*Exercise prompt*.
Write out every record below exactly as it appears.

[Stored entries]
****************************************

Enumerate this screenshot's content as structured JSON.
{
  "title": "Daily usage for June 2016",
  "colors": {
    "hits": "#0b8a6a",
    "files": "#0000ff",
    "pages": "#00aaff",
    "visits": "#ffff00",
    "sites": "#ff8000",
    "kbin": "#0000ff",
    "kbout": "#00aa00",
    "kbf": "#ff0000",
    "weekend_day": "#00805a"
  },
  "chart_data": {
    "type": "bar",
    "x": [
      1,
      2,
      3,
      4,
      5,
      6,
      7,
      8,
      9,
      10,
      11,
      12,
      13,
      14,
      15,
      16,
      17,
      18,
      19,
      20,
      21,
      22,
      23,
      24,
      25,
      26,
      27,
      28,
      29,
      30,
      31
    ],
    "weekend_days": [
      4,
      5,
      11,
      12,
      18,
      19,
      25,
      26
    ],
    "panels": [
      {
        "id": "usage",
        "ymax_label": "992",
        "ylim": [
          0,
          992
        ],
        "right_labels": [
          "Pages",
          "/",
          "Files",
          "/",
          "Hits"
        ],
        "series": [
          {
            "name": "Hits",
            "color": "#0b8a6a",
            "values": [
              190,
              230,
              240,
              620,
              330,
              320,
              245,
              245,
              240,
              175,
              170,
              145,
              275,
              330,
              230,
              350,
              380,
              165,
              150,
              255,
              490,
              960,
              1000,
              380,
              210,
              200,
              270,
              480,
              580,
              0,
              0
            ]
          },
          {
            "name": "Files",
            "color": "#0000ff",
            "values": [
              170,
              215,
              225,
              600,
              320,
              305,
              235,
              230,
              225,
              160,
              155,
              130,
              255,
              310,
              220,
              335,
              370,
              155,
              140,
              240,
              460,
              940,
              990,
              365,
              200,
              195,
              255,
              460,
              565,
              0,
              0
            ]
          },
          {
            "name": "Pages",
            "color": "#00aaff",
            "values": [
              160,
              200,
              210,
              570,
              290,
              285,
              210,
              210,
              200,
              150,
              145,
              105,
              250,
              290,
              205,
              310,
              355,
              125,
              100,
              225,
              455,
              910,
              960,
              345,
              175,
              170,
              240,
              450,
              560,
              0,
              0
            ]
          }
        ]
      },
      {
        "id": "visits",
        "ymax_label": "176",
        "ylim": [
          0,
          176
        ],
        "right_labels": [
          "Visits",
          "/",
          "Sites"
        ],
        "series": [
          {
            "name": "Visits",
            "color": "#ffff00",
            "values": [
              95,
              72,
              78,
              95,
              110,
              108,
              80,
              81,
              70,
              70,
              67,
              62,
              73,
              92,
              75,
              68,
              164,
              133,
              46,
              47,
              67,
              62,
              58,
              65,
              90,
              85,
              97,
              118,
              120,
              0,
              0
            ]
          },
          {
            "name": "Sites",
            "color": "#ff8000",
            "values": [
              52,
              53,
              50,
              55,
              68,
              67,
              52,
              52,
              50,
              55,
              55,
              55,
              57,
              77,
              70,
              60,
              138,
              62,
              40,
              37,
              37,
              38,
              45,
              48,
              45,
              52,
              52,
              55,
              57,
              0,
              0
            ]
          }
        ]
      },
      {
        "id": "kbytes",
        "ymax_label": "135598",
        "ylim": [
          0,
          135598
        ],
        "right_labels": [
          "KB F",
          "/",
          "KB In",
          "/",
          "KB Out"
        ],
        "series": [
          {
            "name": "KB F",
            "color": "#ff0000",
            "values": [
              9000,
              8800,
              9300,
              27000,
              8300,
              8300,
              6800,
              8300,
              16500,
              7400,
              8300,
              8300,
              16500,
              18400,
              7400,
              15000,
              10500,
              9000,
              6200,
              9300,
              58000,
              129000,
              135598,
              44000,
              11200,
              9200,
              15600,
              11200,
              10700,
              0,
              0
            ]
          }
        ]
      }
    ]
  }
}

****************************************

*Task result*.
Enumerate this screenshot's content as structured JSON.
{
  "title": "Daily usage for June 2016",
  "colors": {
    "hits": "#0b8a6a",
    "files": "#0000ff",
    "pages": "#00aaff",
    "visits": "#ffff00",
    "sites": "#ff8000",
    "kbin": "#0000ff",
    "kbout": "#00aa00",
    "kbf": "#ff0000",
    "weekend_day": "#00805a"
  },
  "chart_data": {
    "type": "bar",
    "x": [
      1,
      2,
      3,
      4,
      5,
      6,
      7,
      8,
      9,
      10,
      11,
      12,
      13,
      14,
      15,
      16,
      17,
      18,
      19,
      20,
      21,
      22,
      23,
      24,
      25,
      26,
      27,
      28,
      29,
      30,
      31
    ],
    "weekend_days": [
      4,
      5,
      11,
      12,
      18,
      19,
      25,
      26
    ],
    "panels": [
      {
        "id": "usage",
        "ymax_label": "992",
        "ylim": [
          0,
          992
        ],
        "right_labels": [
          "Pages",
          "/",
          "Files",
          "/",
          "Hits"
        ],
        "series": [
          {
            "name": "Hits",
            "color": "#0b8a6a",
            "values": [
              190,
              230,
              240,
              620,
              330,
              320,
              245,
              245,
              240,
              175,
              170,
              145,
              275,
              330,
              230,
              350,
              380,
              165,
              150,
              255,
              490,
              960,
              1000,
              380,
              210,
              200,
              270,
              480,
              580,
              0,
              0
            ]
          },
          {
            "name": "Files",
            "color": "#0000ff",
            "values": [
              170,
              215,
              225,
              600,
              320,
              305,
              235,
              230,
              225,
              160,
              155,
              130,
              255,
              310,
              220,
              335,
              370,
              155,
              140,
              240,
              460,
              940,
              990,
              365,
              200,
              195,
              255,
              460,
              565,
              0,
              0
            ]
          },
          {
            "name": "Pages",
            "color": "#00aaff",
            "values": [
              160,
              200,
              210,
              570,
              290,
              285,
              210,
              210,
              200,
              150,
              145,
              105,
              250,
              290,
              205,
              310,
              355,
              125,
              100,
              225,
              455,
              910,
              960,
              345,
              175,
              170,
              240,
              450,
              560,
              0,
              0
            ]
          }
        ]
      },
      {
        "id": "visits",
        "ymax_label": "176",
        "ylim": [
          0,
          176
        ],
        "right_labels": [
          "Visits",
          "/",
          "Sites"
        ],
        "series": [
          {
            "name": "Visits",
            "color": "#ffff00",
            "values": [
              95,
              72,
              78,
              95,
              110,
              108,
              80,
              81,
              70,
              70,
              67,
              62,
              73,
              92,
              75,
              68,
              164,
              133,
              46,
              47,
              67,
              62,
              58,
              65,
              90,
              85,
              97,
              118,
              120,
              0,
              0
            ]
          },
          {
            "name": "Sites",
            "color": "#ff8000",
            "values": [
              52,
              53,
              50,
              55,
              68,
              67,
              52,
              52,
              50,
              55,
              55,
              55,
              57,
              77,
              70,
              60,
              138,
              62,
              40,
              37,
              37,
              38,
              45,
              48,
              45,
              52,
              52,
              55,
              57,
              0,
              0
            ]
          }
        ]
      },
      {
        "id": "kbytes",
        "ymax_label": "135598",
        "ylim": [
          0,
          135598
        ],
        "right_labels": [
          "KB F",
          "/",
          "KB In",
          "/",
          "KB Out"
        ],
        "series": [
          {
            "name": "KB F",
            "color": "#ff0000",
            "values": [
              9000,
              8800,
              9300,
              27000,
              8300,
              8300,
              6800,
              8300,
              16500,
              7400,
              8300,
              8300,
              16500,
              18400,
              7400,
              15000,
              10500,
              9000,
              6200,
              9300,
              58000,
              129000,
              135598,
              44000,
              11200,
              9200,
              15600,
              11200,
              10700,
              0,
              0
            ]
          }
        ]
      }
    ]
  }
}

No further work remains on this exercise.